◆ **PROBLEM STATEMENT**
Note each line in the data holding the string "studydriver" and report it.

Stored records:
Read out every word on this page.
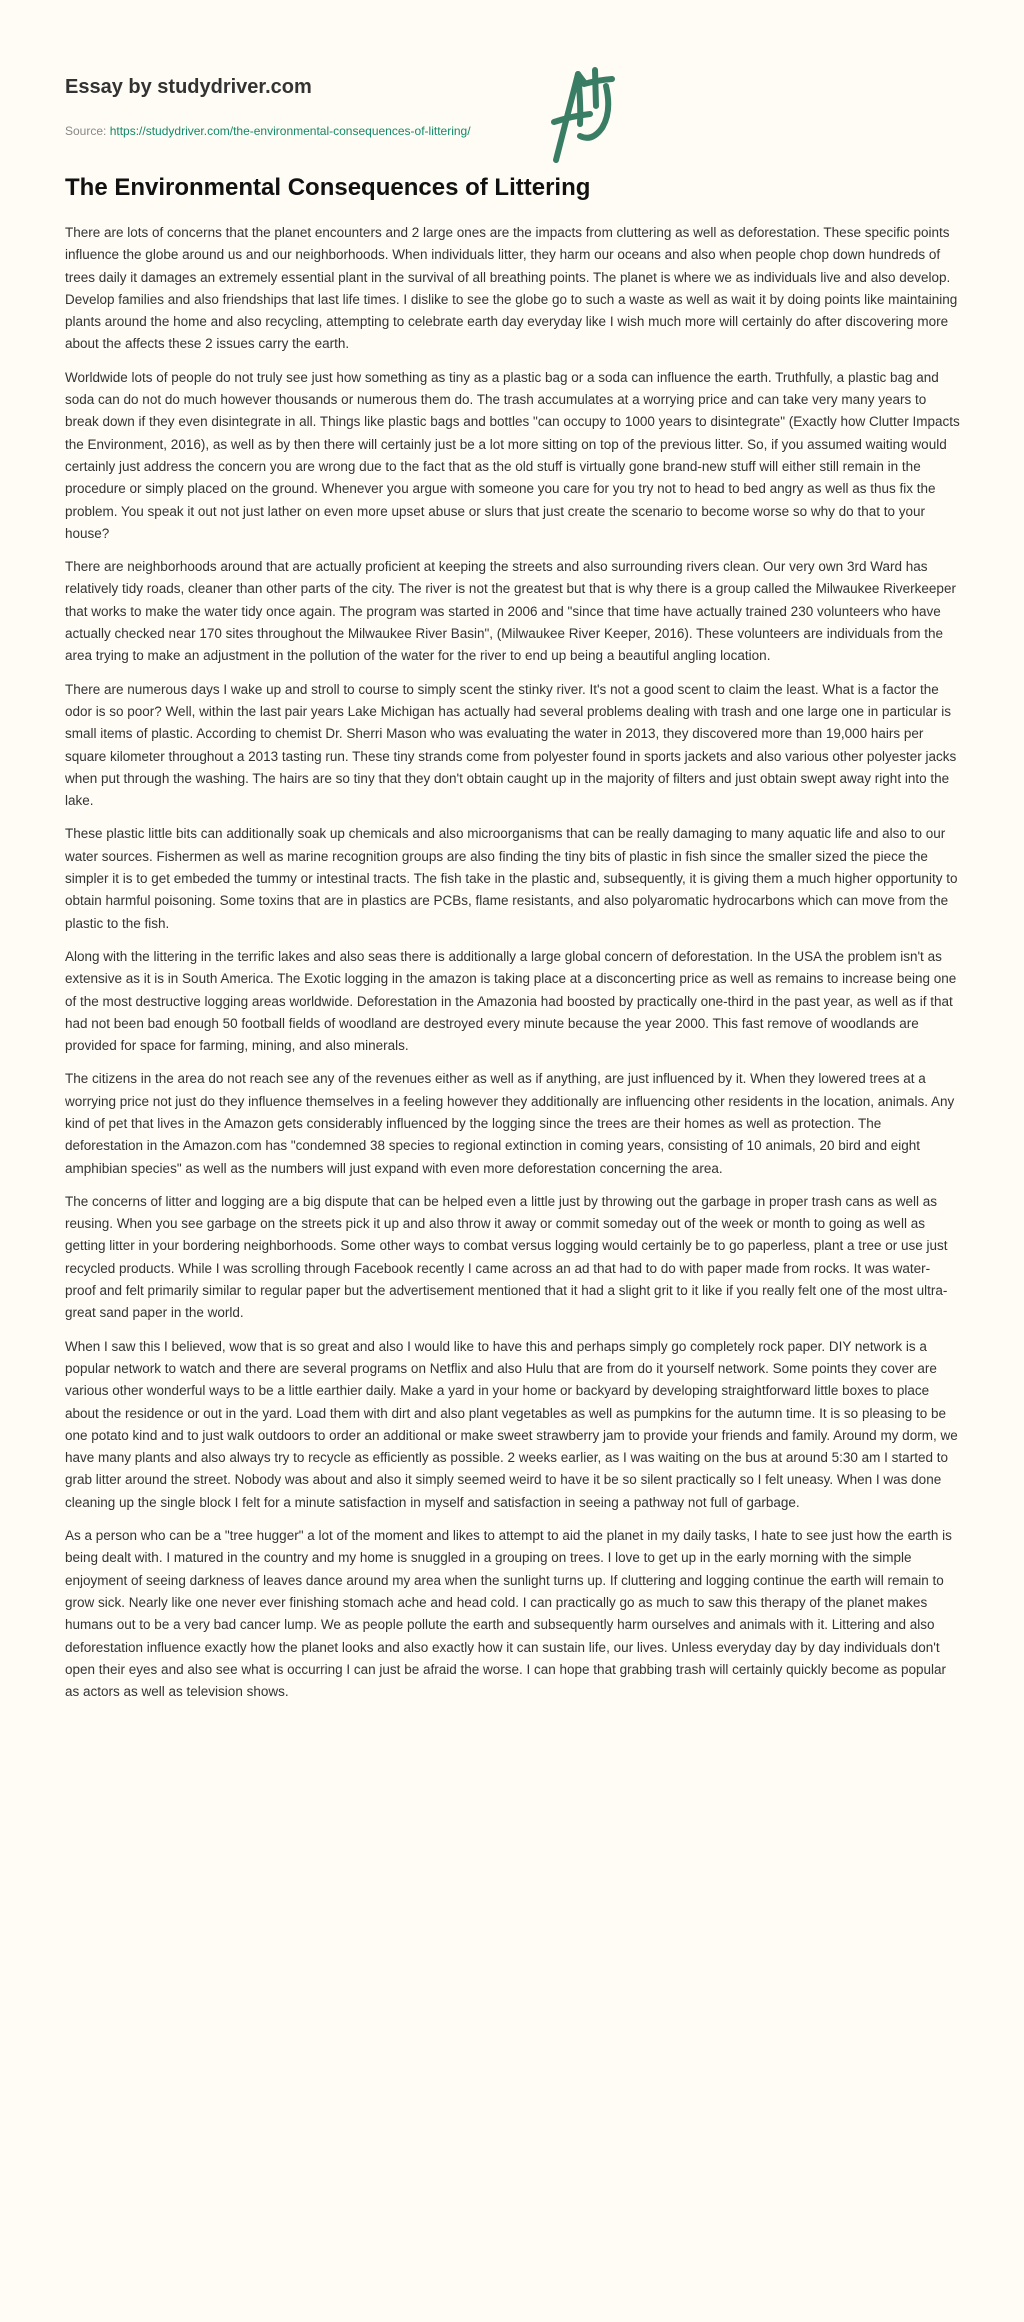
Essay by studydriver.com
Source: https://studydriver.com/the-environmental-consequences-of-littering/
The Environmental Consequences of Littering

There are lots of concerns that the planet encounters and 2 large ones are the impacts from cluttering as well as deforestation. These specific points influence the globe around us and our neighborhoods. When individuals litter, they harm our oceans and also when people chop down hundreds of trees daily it damages an extremely essential plant in the survival of all breathing points. The planet is where we as individuals live and also develop. Develop families and also friendships that last life times. I dislike to see the globe go to such a waste as well as wait it by doing points like maintaining plants around the home and also recycling, attempting to celebrate earth day everyday like I wish much more will certainly do after discovering more about the affects these 2 issues carry the earth.

Worldwide lots of people do not truly see just how something as tiny as a plastic bag or a soda can influence the earth. Truthfully, a plastic bag and soda can do not do much however thousands or numerous them do. The trash accumulates at a worrying price and can take very many years to break down if they even disintegrate in all. Things like plastic bags and bottles "can occupy to 1000 years to disintegrate" (Exactly how Clutter Impacts the Environment, 2016), as well as by then there will certainly just be a lot more sitting on top of the previous litter. So, if you assumed waiting would certainly just address the concern you are wrong due to the fact that as the old stuff is virtually gone brand-new stuff will either still remain in the procedure or simply placed on the ground. Whenever you argue with someone you care for you try not to head to bed angry as well as thus fix the problem. You speak it out not just lather on even more upset abuse or slurs that just create the scenario to become worse so why do that to your house?

There are neighborhoods around that are actually proficient at keeping the streets and also surrounding rivers clean. Our very own 3rd Ward has relatively tidy roads, cleaner than other parts of the city. The river is not the greatest but that is why there is a group called the Milwaukee Riverkeeper that works to make the water tidy once again. The program was started in 2006 and "since that time have actually trained 230 volunteers who have actually checked near 170 sites throughout the Milwaukee River Basin", (Milwaukee River Keeper, 2016). These volunteers are individuals from the area trying to make an adjustment in the pollution of the water for the river to end up being a beautiful angling location.

There are numerous days I wake up and stroll to course to simply scent the stinky river. It's not a good scent to claim the least. What is a factor the odor is so poor? Well, within the last pair years Lake Michigan has actually had several problems dealing with trash and one large one in particular is small items of plastic. According to chemist Dr. Sherri Mason who was evaluating the water in 2013, they discovered more than 19,000 hairs per square kilometer throughout a 2013 tasting run. These tiny strands come from polyester found in sports jackets and also various other polyester jacks when put through the washing. The hairs are so tiny that they don't obtain caught up in the majority of filters and just obtain swept away right into the lake.

These plastic little bits can additionally soak up chemicals and also microorganisms that can be really damaging to many aquatic life and also to our water sources. Fishermen as well as marine recognition groups are also finding the tiny bits of plastic in fish since the smaller sized the piece the simpler it is to get embeded the tummy or intestinal tracts. The fish take in the plastic and, subsequently, it is giving them a much higher opportunity to obtain harmful poisoning. Some toxins that are in plastics are PCBs, flame resistants, and also polyaromatic hydrocarbons which can move from the plastic to the fish.

Along with the littering in the terrific lakes and also seas there is additionally a large global concern of deforestation. In the USA the problem isn't as extensive as it is in South America. The Exotic logging in the amazon is taking place at a disconcerting price as well as remains to increase being one of the most destructive logging areas worldwide. Deforestation in the Amazonia had boosted by practically one-third in the past year, as well as if that had not been bad enough 50 football fields of woodland are destroyed every minute because the year 2000. This fast remove of woodlands are provided for space for farming, mining, and also minerals.

The citizens in the area do not reach see any of the revenues either as well as if anything, are just influenced by it. When they lowered trees at a worrying price not just do they influence themselves in a feeling however they additionally are influencing other residents in the location, animals. Any kind of pet that lives in the Amazon gets considerably influenced by the logging since the trees are their homes as well as protection. The deforestation in the Amazon.com has "condemned 38 species to regional extinction in coming years, consisting of 10 animals, 20 bird and eight amphibian species" as well as the numbers will just expand with even more deforestation concerning the area.

The concerns of litter and logging are a big dispute that can be helped even a little just by throwing out the garbage in proper trash cans as well as reusing. When you see garbage on the streets pick it up and also throw it away or commit someday out of the week or month to going as well as getting litter in your bordering neighborhoods. Some other ways to combat versus logging would certainly be to go paperless, plant a tree or use just recycled products. While I was scrolling through Facebook recently I came across an ad that had to do with paper made from rocks. It was water-proof and felt primarily similar to regular paper but the advertisement mentioned that it had a slight grit to it like if you really felt one of the most ultra- great sand paper in the world.

When I saw this I believed, wow that is so great and also I would like to have this and perhaps simply go completely rock paper. DIY network is a popular network to watch and there are several programs on Netflix and also Hulu that are from do it yourself network. Some points they cover are various other wonderful ways to be a little earthier daily. Make a yard in your home or backyard by developing straightforward little boxes to place about the residence or out in the yard. Load them with dirt and also plant vegetables as well as pumpkins for the autumn time. It is so pleasing to be one potato kind and to just walk outdoors to order an additional or make sweet strawberry jam to provide your friends and family. Around my dorm, we have many plants and also always try to recycle as efficiently as possible. 2 weeks earlier, as I was waiting on the bus at around 5:30 am I started to grab litter around the street. Nobody was about and also it simply seemed weird to have it be so silent practically so I felt uneasy. When I was done cleaning up the single block I felt for a minute satisfaction in myself and satisfaction in seeing a pathway not full of garbage.

As a person who can be a "tree hugger" a lot of the moment and likes to attempt to aid the planet in my daily tasks, I hate to see just how the earth is being dealt with. I matured in the country and my home is snuggled in a grouping on trees. I love to get up in the early morning with the simple enjoyment of seeing darkness of leaves dance around my area when the sunlight turns up. If cluttering and logging continue the earth will remain to grow sick. Nearly like one never ever finishing stomach ache and head cold. I can practically go as much to saw this therapy of the planet makes humans out to be a very bad cancer lump. We as people pollute the earth and subsequently harm ourselves and animals with it. Littering and also deforestation influence exactly how the planet looks and also exactly how it can sustain life, our lives. Unless everyday day by day individuals don't open their eyes and also see what is occurring I can just be afraid the worse. I can hope that grabbing trash will certainly quickly become as popular as actors as well as television shows.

◆ **RESULT OF THIS TASK**
Essay by studydriver.com
Source: https://studydriver.com/the-environmental-consequences-of-littering/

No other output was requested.